(Beginning of Selected passage)

But that is part of thrill, I suppose, of being a part of a family whose dynamics are not fixed. There is no type casting because we all play a wide variety of roles from year to year. If we didn’t like last year’s script then we throw it out and write a new one the next year. And that script, I’ve learned, isn’t something that’s been written and handed to us; each year, we write the script as we go. There are a lot of leaps of faith – without a prescribed plot, we often don’t know where the story is going until we get to the end, and that uncertainty from year to year sometimes creates panic, or at least a sense of disequilibrium. For years I’ve been trying to carefully edit this messy script to create a sense of order. For years I wanted nothing more than to create a series of rules and traditions that we would agree to adhere to from year to year, allowing each of us the opportunity to hone the roles we were cast in. But you know what? This year, I finally understood for the first time that that wouldn’t work for a family like ours. It’s impossible to create a fixed game plan when the rules keep changing. And rather than fighting it, I’m making a choice to embrace the uncertainty. While I may never know a set series of time-honored traditions, I know I’ve been allowed to grow into whatever role I choose.
Which kind of family are you a part of? Do you enact the same play year after year, or create a new one? Which do you prefer?








December 30th, 2009 at 8:23 am
One of our relatives always has to tell the long boring tale behind the presents she gives. As my husband calls it, “The story of your jeans and how I bought them.” If the item were amazing and unique, then maybe the story would be interesting. But it’s always as banal and deadly dull as can be. This year, we did not invite this relative to our Christmas celebration. Instead we had close family friends come join us. I loved shaking it up…but I have the feeling that next year the crazy relative with the droning story lines will be back. Out of obligation, pity and guilt. Sigh.
December 30th, 2009 at 12:16 pm
Our roles stay somewhat the same, but still evolve over time. As a husband and baby came into my life my role began to change. This year I was the hostess instead of the guest. And next year I will probably be the guest again. I think I would struggle to wear as many hats as you do, but I also enjoy the subtle differences from year to year.

(End of Selected passage)
(Beginning of Listed records)

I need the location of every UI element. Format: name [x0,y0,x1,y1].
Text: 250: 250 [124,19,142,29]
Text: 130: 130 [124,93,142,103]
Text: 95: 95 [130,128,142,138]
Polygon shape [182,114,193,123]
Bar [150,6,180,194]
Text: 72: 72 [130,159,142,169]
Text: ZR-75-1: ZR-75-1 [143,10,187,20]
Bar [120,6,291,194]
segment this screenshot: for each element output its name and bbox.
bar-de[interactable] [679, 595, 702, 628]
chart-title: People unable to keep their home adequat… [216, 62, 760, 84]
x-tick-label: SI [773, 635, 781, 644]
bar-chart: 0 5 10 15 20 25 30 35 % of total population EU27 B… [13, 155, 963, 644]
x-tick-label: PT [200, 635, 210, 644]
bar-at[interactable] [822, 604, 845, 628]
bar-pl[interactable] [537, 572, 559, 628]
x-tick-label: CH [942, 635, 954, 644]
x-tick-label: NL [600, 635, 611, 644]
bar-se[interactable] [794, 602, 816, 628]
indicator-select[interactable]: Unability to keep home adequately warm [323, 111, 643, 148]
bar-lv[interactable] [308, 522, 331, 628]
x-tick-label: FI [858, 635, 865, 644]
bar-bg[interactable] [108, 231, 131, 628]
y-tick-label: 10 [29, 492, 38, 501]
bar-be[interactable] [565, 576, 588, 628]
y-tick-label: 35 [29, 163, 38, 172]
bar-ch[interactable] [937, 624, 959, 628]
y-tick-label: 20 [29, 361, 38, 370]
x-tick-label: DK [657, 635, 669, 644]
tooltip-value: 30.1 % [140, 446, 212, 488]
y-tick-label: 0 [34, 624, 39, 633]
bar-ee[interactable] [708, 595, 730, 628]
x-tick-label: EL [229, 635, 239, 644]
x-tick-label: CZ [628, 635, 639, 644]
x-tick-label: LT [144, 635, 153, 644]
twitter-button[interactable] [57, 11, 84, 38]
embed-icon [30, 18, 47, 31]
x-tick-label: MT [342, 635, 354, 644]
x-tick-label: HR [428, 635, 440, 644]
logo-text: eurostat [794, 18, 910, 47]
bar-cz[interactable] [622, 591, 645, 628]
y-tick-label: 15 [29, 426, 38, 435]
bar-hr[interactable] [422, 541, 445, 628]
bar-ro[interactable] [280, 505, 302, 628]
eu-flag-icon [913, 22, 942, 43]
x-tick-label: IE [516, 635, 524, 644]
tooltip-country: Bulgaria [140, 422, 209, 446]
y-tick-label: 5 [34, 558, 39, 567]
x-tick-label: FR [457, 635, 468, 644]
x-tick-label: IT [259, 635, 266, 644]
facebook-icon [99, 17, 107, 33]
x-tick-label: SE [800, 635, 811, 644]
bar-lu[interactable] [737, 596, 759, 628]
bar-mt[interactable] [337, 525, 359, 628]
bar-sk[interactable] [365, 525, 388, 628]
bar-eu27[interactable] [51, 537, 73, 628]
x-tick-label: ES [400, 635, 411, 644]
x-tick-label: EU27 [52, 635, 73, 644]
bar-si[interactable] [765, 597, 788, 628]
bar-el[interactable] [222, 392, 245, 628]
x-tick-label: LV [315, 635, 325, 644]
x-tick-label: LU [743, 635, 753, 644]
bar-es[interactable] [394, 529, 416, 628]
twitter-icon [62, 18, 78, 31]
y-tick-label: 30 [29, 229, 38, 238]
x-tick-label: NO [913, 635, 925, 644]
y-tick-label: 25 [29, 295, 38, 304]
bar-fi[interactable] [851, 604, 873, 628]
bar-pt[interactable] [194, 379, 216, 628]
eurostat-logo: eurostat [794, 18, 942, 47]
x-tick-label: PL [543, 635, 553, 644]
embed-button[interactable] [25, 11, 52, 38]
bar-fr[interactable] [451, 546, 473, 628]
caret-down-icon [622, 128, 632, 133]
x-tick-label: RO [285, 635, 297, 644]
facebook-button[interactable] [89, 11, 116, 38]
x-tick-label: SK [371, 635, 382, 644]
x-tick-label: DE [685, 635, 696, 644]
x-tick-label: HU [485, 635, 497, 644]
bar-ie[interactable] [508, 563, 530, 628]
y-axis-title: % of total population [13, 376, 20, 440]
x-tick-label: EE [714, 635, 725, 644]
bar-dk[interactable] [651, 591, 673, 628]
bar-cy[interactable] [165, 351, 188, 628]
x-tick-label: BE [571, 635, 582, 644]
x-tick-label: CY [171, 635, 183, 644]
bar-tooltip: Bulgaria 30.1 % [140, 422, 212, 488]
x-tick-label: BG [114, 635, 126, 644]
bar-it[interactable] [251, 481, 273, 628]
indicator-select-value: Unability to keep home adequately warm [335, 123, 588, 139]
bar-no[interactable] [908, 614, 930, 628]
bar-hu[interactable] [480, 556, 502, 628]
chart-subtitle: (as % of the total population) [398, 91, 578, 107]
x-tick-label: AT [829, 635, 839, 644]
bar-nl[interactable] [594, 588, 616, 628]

(End of Listed records)

Tasks:
1. Reproduce the passage on changing family roles word for word, starting at "December 30th, 2009 at 12:16" and ending at "differences from year to year.".
2. Carry on the passage about changing family roles, beginning right after its final sentence.

Responses for each task:
1.
December 30th, 2009 at 12:16 pm
Our roles stay somewhat the same, but still evolve over time. As a husband and baby came into my life my role began to change. This year I was the hostess instead of the guest. And next year I will probably be the guest again. I think I would struggle to wear as many hats as you do, but I also enjoy the subtle differences from year to year.

2.
December 30th, 2009 at 6:49 pm
I just returned from a two week trip to visit both my family and my husband’s family and so your question about reenacting vs. creating a new script really resonates with me today. We are an interfaith couple and we lean on our natal families to provide the link to each of our religious traditions, but there is part of me that really longs to figure out how to create new traditions, using the good parts of each, with our own kids.
December 30th, 2009 at 8:59 pm
A lot of our ‘traditions’ have changed over the years, and we don’t even realize it. I’s sure my Grandmother would wonder just where I get some of my ideas about holidays. We have things we hold dear, people we have loved and lost, they take a bit of our hearts with them. I started a new tradition a few years ago. I started telling those I care for how I really feel, the words ‘I love you’ mean so very much. I lost my very dearest friend several years ago to cancer. I just couldn’t let her go without telling her I did indeed love her, and appreciated her friendship over the years. I make certain I say to my daughters ‘I love you’ at the end of a phone call, or when they leave, we just don’t know if we will be able to say that ever again. Maybe not a ‘tradition’ in some peoples eyes, but very important to my heart.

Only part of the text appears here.